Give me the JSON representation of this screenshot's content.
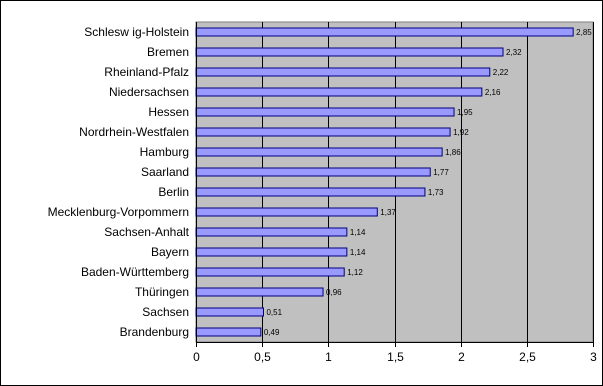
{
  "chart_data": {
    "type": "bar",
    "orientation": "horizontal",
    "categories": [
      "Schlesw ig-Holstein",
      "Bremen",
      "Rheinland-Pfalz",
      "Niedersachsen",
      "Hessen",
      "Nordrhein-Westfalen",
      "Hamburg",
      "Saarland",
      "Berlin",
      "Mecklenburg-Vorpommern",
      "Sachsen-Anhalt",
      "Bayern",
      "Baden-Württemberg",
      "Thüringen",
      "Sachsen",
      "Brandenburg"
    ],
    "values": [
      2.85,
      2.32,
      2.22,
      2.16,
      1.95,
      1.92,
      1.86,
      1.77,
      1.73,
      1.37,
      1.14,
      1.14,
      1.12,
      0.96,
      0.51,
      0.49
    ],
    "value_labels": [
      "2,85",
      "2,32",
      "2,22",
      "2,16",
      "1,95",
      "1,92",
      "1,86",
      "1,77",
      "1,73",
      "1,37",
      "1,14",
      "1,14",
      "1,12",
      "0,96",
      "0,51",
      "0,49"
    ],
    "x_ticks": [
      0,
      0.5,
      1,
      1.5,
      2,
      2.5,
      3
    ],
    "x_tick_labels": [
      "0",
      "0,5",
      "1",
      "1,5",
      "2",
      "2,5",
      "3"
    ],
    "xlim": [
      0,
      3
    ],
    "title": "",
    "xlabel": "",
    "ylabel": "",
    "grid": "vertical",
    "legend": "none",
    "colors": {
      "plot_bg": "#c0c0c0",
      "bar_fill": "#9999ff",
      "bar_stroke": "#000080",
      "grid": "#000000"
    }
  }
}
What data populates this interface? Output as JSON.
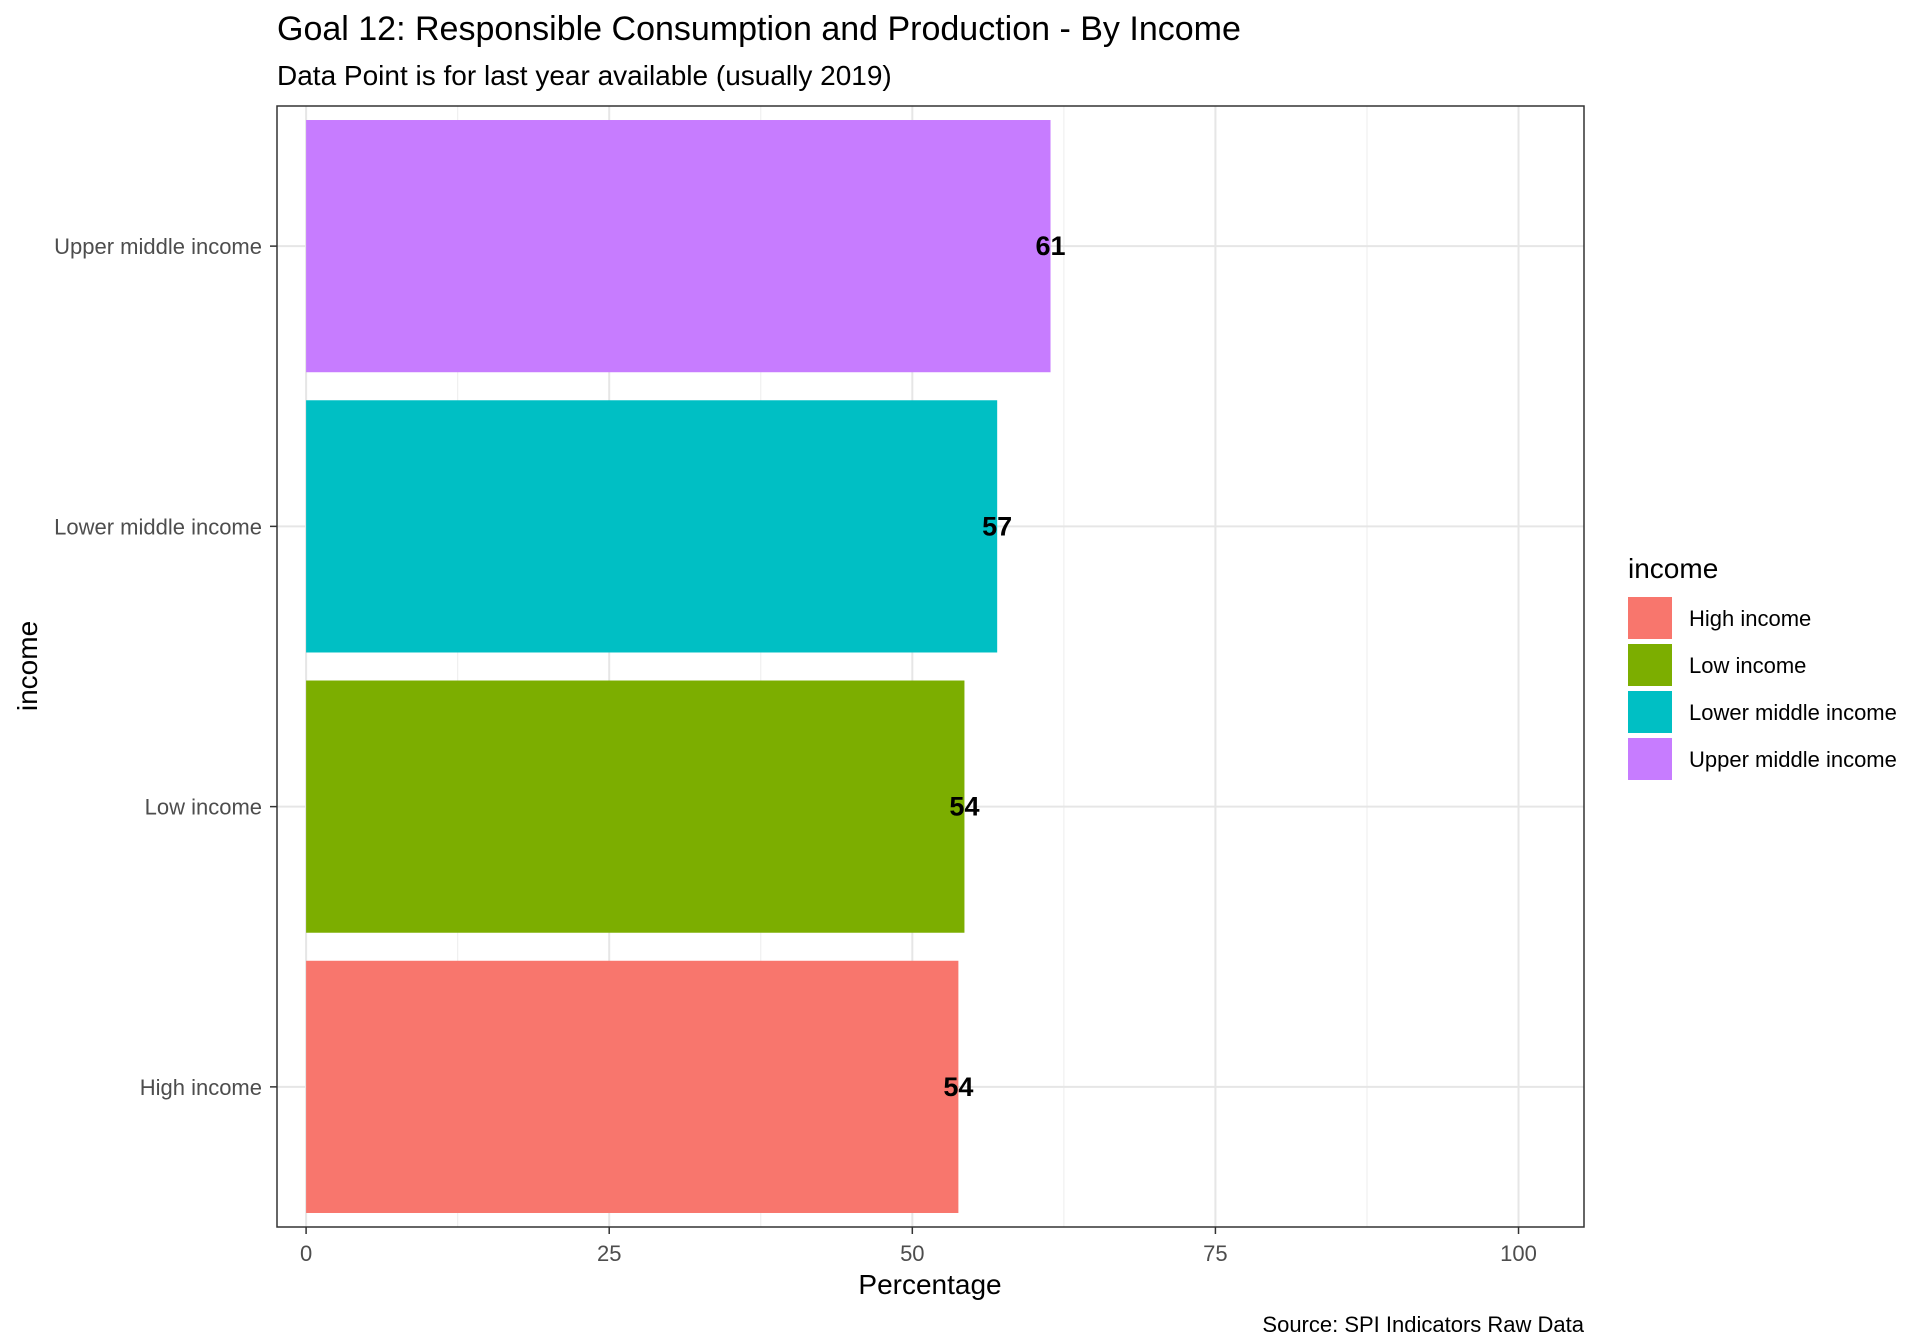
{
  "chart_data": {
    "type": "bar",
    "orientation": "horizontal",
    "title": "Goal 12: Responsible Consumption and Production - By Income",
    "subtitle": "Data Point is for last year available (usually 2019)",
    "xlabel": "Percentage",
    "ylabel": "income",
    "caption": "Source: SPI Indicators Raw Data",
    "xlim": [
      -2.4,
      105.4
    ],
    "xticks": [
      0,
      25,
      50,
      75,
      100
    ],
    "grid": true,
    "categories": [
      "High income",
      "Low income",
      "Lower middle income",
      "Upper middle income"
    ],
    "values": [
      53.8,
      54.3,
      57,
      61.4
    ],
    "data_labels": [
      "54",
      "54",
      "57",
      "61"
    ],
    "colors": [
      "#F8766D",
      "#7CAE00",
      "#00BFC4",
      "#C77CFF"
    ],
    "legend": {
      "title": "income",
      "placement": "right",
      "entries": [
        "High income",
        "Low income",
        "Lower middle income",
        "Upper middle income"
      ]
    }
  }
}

****

**Exercise**
Images must not appear in the copy; reproduce everything else in the records verbatim.

**Complete answer**
Give me the JSON representation of this screenshot's content.
{
  "chart_data": {
    "type": "bar",
    "orientation": "horizontal",
    "categories": [
      "Schlesw ig-Holstein",
      "Bremen",
      "Rheinland-Pfalz",
      "Niedersachsen",
      "Hessen",
      "Nordrhein-Westfalen",
      "Hamburg",
      "Saarland",
      "Berlin",
      "Mecklenburg-Vorpommern",
      "Sachsen-Anhalt",
      "Bayern",
      "Baden-Württemberg",
      "Thüringen",
      "Sachsen",
      "Brandenburg"
    ],
    "values": [
      2.85,
      2.32,
      2.22,
      2.16,
      1.95,
      1.92,
      1.86,
      1.77,
      1.73,
      1.37,
      1.14,
      1.14,
      1.12,
      0.96,
      0.51,
      0.49
    ],
    "value_labels": [
      "2,85",
      "2,32",
      "2,22",
      "2,16",
      "1,95",
      "1,92",
      "1,86",
      "1,77",
      "1,73",
      "1,37",
      "1,14",
      "1,14",
      "1,12",
      "0,96",
      "0,51",
      "0,49"
    ],
    "x_ticks": [
      0,
      0.5,
      1,
      1.5,
      2,
      2.5,
      3
    ],
    "x_tick_labels": [
      "0",
      "0,5",
      "1",
      "1,5",
      "2",
      "2,5",
      "3"
    ],
    "xlim": [
      0,
      3
    ],
    "title": "",
    "xlabel": "",
    "ylabel": "",
    "grid": "vertical",
    "legend": "none",
    "colors": {
      "plot_bg": "#c0c0c0",
      "bar_fill": "#9999ff",
      "bar_stroke": "#000080",
      "grid": "#000000"
    }
  }
}
What data populates this interface? Output as JSON.
{
  "chart_data": {
    "type": "bar",
    "orientation": "horizontal",
    "title": "Goal 12: Responsible Consumption and Production - By Income",
    "subtitle": "Data Point is for last year available (usually 2019)",
    "xlabel": "Percentage",
    "ylabel": "income",
    "caption": "Source: SPI Indicators Raw Data",
    "xlim": [
      -2.4,
      105.4
    ],
    "xticks": [
      0,
      25,
      50,
      75,
      100
    ],
    "grid": true,
    "categories": [
      "High income",
      "Low income",
      "Lower middle income",
      "Upper middle income"
    ],
    "values": [
      53.8,
      54.3,
      57,
      61.4
    ],
    "data_labels": [
      "54",
      "54",
      "57",
      "61"
    ],
    "colors": [
      "#F8766D",
      "#7CAE00",
      "#00BFC4",
      "#C77CFF"
    ],
    "legend": {
      "title": "income",
      "placement": "right",
      "entries": [
        "High income",
        "Low income",
        "Lower middle income",
        "Upper middle income"
      ]
    }
  }
}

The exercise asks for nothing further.